### Written instruction:
Your task is to copy each line that has the word "наименование".

### Information provided:
============================================================
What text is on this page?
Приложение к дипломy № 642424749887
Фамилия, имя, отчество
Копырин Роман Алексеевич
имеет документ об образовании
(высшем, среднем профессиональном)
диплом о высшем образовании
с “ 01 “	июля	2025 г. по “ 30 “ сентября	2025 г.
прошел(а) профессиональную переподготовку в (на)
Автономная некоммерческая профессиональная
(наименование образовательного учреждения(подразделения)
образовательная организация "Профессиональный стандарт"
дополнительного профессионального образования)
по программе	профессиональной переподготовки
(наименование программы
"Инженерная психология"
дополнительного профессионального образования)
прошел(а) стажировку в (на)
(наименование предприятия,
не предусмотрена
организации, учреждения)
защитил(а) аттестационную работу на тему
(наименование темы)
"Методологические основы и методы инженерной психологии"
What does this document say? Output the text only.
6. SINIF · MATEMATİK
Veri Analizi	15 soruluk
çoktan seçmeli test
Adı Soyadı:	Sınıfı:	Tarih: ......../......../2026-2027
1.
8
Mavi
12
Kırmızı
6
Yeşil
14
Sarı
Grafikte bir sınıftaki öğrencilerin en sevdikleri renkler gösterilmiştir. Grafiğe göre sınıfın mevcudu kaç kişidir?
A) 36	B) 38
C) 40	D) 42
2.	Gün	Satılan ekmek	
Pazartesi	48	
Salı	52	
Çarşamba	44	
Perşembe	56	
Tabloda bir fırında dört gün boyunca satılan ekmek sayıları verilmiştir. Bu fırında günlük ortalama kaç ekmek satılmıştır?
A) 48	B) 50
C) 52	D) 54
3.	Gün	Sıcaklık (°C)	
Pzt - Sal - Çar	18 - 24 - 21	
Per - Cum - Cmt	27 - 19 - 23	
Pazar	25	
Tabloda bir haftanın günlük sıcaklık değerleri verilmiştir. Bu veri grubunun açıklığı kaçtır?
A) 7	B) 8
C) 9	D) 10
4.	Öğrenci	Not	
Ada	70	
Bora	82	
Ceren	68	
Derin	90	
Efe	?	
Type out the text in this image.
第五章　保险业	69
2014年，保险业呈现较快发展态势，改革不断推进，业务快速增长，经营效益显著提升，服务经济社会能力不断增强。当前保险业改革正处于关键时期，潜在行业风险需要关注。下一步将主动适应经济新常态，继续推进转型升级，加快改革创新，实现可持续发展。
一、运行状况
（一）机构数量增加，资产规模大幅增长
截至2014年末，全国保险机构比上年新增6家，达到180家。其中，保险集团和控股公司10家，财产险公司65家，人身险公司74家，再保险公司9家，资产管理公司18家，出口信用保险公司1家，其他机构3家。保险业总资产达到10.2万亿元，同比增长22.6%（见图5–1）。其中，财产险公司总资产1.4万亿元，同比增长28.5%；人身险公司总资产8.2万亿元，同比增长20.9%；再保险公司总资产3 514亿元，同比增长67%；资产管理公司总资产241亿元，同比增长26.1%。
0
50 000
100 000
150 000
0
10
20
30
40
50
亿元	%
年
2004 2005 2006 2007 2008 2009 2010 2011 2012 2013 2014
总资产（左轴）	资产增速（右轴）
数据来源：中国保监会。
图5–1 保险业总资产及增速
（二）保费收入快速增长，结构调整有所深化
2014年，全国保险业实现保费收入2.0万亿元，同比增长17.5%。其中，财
============================================================
### Task answer:
(наименование образовательного учреждения(подразделения)
(наименование программы
(наименование предприятия,
(наименование темы)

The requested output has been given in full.